--- Start ---
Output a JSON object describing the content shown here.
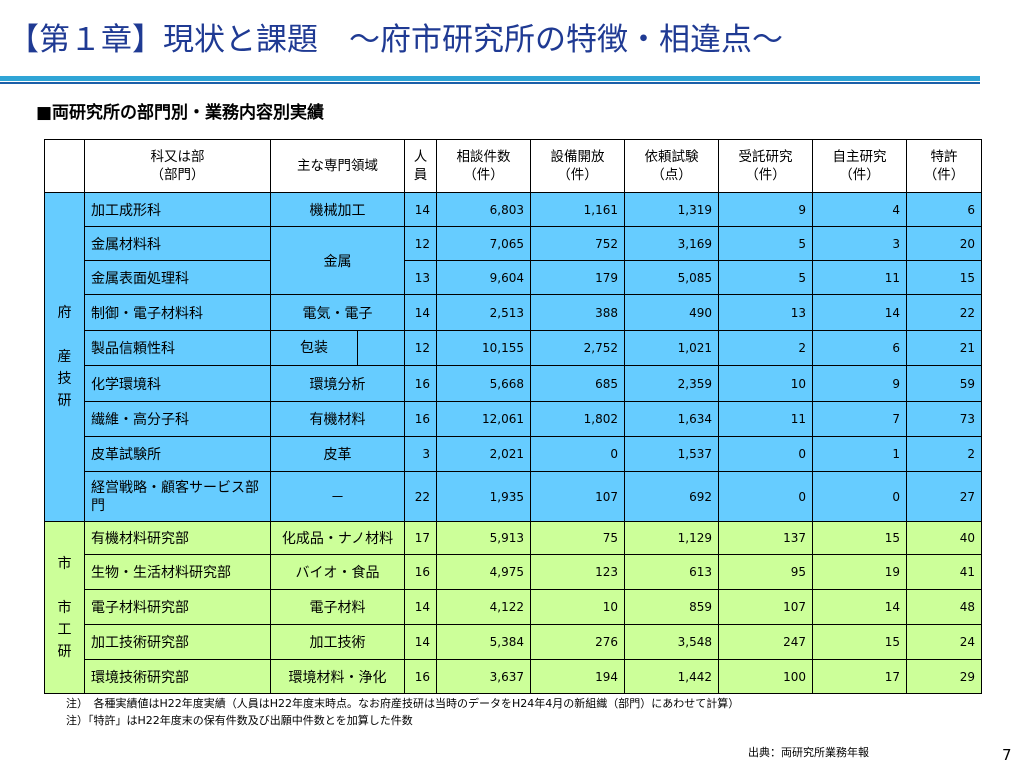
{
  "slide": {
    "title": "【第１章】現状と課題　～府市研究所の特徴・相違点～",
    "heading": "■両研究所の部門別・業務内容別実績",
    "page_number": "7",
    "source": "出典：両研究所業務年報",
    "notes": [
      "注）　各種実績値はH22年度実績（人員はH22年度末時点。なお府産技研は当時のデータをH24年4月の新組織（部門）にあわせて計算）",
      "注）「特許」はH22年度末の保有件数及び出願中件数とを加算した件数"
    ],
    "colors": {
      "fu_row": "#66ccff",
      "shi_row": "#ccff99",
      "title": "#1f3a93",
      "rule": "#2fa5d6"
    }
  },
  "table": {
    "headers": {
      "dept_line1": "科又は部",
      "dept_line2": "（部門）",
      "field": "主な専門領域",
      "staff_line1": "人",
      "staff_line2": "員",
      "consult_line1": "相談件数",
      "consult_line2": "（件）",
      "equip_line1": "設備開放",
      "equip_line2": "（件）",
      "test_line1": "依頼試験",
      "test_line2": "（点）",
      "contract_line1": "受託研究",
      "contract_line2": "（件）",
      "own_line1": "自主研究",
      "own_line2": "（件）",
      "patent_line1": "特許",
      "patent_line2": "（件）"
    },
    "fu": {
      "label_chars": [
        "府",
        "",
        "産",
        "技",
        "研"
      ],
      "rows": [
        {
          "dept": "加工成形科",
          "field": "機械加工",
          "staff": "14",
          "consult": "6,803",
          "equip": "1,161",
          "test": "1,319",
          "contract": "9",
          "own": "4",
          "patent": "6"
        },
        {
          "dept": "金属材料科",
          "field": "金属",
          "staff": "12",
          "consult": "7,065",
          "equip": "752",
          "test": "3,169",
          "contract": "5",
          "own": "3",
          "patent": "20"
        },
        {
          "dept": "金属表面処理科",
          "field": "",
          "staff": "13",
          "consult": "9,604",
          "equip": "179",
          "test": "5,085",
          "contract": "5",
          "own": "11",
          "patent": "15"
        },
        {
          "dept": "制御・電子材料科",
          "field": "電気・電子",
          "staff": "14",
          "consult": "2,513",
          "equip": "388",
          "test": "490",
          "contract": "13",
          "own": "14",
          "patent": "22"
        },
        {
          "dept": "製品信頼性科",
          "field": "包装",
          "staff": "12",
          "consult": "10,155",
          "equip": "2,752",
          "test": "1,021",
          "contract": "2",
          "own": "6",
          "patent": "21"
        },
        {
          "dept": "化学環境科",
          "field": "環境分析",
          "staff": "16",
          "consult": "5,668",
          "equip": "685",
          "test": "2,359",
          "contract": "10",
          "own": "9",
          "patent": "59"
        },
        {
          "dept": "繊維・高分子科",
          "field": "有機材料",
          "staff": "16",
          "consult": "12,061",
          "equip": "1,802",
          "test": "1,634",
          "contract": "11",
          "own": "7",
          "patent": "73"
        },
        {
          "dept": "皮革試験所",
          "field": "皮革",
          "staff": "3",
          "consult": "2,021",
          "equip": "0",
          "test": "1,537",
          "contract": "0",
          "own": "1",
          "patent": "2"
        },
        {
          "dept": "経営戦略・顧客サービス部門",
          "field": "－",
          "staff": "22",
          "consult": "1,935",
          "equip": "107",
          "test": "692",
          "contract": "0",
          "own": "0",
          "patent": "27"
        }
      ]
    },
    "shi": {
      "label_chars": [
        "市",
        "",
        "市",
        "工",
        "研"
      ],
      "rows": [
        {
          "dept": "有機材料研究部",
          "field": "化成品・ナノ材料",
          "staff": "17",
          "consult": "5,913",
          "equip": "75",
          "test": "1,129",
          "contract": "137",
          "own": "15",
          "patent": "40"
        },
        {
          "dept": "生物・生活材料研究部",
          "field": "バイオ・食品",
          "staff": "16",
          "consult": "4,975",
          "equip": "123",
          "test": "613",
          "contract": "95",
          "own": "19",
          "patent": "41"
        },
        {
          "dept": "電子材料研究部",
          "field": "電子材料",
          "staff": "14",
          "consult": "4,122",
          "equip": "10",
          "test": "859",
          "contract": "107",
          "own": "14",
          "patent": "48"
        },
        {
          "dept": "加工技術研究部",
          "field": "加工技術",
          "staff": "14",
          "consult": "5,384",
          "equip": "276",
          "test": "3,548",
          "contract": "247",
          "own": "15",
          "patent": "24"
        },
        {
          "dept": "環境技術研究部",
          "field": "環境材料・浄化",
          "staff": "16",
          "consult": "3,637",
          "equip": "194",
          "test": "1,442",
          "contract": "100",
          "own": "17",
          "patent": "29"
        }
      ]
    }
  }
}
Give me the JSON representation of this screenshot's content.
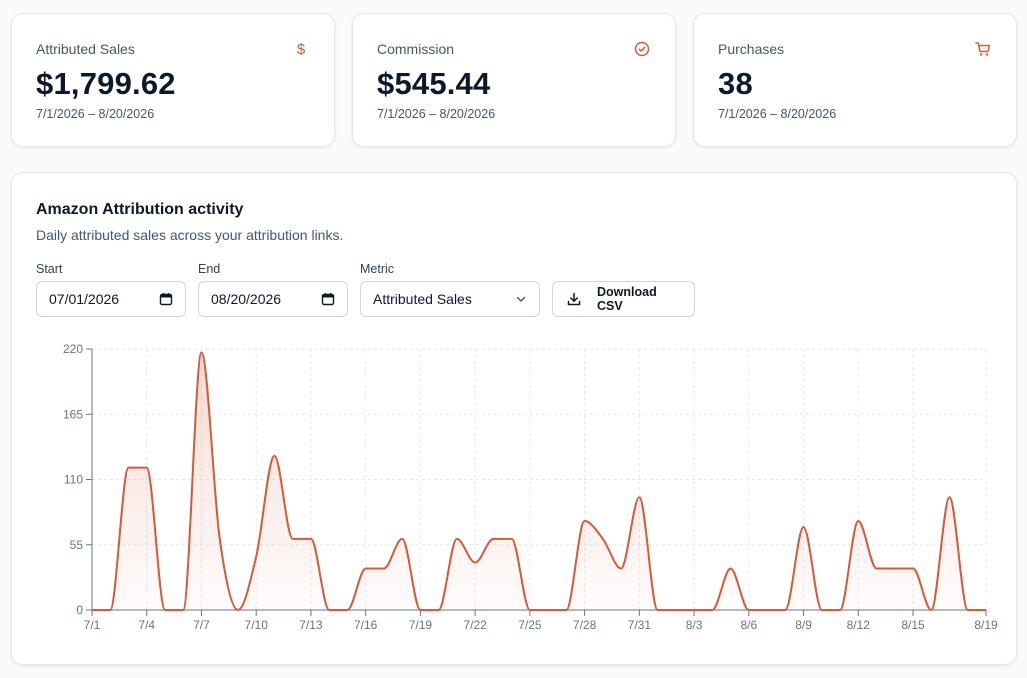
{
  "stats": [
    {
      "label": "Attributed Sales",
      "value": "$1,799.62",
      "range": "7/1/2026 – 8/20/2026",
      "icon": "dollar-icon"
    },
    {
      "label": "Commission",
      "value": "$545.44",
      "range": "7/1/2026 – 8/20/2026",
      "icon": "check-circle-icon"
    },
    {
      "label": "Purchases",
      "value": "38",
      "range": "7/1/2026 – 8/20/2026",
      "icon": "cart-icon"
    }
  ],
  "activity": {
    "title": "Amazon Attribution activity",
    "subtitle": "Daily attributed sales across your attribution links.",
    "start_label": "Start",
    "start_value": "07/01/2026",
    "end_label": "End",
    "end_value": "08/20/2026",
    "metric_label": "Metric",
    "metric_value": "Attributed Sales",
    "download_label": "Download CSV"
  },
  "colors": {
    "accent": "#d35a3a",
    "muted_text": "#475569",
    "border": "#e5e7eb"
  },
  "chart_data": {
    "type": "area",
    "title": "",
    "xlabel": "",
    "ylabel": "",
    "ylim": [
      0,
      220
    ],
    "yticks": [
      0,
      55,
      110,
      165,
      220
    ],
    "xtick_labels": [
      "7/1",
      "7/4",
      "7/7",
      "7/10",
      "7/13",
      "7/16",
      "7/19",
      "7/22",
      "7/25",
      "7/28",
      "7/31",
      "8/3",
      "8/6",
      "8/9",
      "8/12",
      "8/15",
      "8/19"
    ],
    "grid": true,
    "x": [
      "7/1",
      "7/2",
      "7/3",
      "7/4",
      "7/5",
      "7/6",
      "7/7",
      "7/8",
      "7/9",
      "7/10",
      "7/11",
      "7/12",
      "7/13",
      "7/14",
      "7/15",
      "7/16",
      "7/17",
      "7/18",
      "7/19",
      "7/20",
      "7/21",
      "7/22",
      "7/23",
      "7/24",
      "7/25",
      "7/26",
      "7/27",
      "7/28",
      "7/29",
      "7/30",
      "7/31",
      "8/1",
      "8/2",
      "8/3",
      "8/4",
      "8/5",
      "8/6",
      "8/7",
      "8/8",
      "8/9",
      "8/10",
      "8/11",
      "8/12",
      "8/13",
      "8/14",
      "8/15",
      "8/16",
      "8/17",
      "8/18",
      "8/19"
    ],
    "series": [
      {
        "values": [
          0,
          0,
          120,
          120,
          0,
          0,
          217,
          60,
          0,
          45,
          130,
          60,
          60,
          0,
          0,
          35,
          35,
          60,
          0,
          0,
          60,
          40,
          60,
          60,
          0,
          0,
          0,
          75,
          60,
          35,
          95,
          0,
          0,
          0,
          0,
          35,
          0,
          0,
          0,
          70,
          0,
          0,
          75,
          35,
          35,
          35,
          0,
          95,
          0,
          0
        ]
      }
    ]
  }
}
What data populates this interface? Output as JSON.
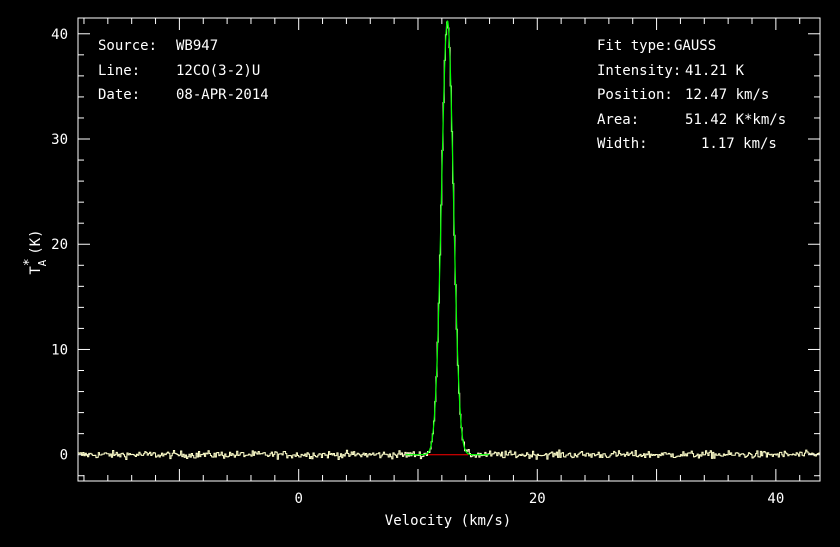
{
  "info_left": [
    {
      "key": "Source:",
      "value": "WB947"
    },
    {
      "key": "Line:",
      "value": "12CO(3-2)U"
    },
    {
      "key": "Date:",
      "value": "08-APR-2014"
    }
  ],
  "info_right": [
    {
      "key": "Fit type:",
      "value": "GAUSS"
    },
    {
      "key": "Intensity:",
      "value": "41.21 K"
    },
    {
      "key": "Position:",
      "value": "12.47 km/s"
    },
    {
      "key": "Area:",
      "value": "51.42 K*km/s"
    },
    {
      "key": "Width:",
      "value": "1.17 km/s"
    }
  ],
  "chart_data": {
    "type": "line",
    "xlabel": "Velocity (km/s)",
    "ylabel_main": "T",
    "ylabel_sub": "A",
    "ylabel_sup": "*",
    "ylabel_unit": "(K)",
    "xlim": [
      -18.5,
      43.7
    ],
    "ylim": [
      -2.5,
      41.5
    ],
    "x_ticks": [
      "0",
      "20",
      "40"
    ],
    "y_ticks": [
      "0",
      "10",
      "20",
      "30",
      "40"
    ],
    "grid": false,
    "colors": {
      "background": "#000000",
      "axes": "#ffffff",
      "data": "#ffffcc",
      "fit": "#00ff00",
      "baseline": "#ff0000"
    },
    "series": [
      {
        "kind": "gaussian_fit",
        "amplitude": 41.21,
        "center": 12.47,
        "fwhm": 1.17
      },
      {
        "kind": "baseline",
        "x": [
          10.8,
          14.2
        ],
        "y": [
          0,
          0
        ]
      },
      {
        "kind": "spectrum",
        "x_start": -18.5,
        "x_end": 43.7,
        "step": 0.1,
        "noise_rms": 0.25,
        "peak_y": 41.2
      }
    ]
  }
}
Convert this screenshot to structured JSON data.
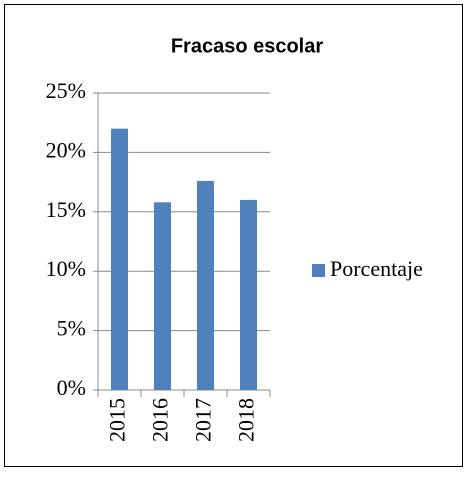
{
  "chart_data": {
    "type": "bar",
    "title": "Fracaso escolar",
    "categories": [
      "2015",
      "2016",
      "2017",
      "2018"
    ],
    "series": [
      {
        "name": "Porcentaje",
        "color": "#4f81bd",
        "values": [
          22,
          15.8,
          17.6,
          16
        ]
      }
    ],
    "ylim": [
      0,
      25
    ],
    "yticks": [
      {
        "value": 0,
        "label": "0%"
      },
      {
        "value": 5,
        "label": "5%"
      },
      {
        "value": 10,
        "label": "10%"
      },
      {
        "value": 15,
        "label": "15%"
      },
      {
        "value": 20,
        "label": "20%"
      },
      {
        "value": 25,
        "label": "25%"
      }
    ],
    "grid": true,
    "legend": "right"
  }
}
--- End ---
_DO THIS_
Identify the lines in the entries that hold "icon" and return each one.

_EXERCISE ANSWER_
      "icon": "dollar-icon"
      "icon": "check-circle-icon"
      "icon": "cart-icon"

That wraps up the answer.